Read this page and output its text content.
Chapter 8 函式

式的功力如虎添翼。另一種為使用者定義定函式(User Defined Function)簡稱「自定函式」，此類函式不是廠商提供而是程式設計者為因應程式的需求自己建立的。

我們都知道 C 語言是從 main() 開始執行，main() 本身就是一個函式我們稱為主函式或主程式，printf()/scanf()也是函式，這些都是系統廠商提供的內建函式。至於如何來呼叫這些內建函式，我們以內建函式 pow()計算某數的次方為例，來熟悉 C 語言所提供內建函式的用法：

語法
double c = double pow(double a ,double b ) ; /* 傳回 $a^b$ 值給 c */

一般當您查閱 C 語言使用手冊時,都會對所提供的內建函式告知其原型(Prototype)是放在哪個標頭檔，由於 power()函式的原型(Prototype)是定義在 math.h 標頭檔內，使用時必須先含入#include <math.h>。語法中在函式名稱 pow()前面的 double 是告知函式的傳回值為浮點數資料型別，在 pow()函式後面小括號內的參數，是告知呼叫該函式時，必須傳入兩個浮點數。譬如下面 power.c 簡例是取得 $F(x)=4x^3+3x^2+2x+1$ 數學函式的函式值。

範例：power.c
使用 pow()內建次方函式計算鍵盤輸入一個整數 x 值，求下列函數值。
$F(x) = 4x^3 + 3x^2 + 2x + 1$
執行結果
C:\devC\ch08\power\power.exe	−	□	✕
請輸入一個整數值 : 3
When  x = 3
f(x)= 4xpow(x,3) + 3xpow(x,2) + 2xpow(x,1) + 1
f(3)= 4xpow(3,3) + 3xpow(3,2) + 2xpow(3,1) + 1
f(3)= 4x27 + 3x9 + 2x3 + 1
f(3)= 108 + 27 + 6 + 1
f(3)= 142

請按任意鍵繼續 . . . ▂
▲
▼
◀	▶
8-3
***
**Requirement:** Your task is to print the whole listing again exactly.

**Task response:**
Read this page and output its text content.
Chapter 8 函式

式的功力如虎添翼。另一種為使用者定義定函式(User Defined Function)簡稱「自定函式」，此類函式不是廠商提供而是程式設計者為因應程式的需求自己建立的。

我們都知道 C 語言是從 main() 開始執行，main() 本身就是一個函式我們稱為主函式或主程式，printf()/scanf()也是函式，這些都是系統廠商提供的內建函式。至於如何來呼叫這些內建函式，我們以內建函式 pow()計算某數的次方為例，來熟悉 C 語言所提供內建函式的用法：

語法
double c = double pow(double a ,double b ) ; /* 傳回 $a^b$ 值給 c */

一般當您查閱 C 語言使用手冊時,都會對所提供的內建函式告知其原型(Prototype)是放在哪個標頭檔，由於 power()函式的原型(Prototype)是定義在 math.h 標頭檔內，使用時必須先含入#include <math.h>。語法中在函式名稱 pow()前面的 double 是告知函式的傳回值為浮點數資料型別，在 pow()函式後面小括號內的參數，是告知呼叫該函式時，必須傳入兩個浮點數。譬如下面 power.c 簡例是取得 $F(x)=4x^3+3x^2+2x+1$ 數學函式的函式值。

範例：power.c
使用 pow()內建次方函式計算鍵盤輸入一個整數 x 值，求下列函數值。
$F(x) = 4x^3 + 3x^2 + 2x + 1$
執行結果
C:\devC\ch08\power\power.exe	−	□	✕
請輸入一個整數值 : 3
When  x = 3
f(x)= 4xpow(x,3) + 3xpow(x,2) + 2xpow(x,1) + 1
f(3)= 4xpow(3,3) + 3xpow(3,2) + 2xpow(3,1) + 1
f(3)= 4x27 + 3x9 + 2x3 + 1
f(3)= 108 + 27 + 6 + 1
f(3)= 142

請按任意鍵繼續 . . . ▂
▲
▼
◀	▶
8-3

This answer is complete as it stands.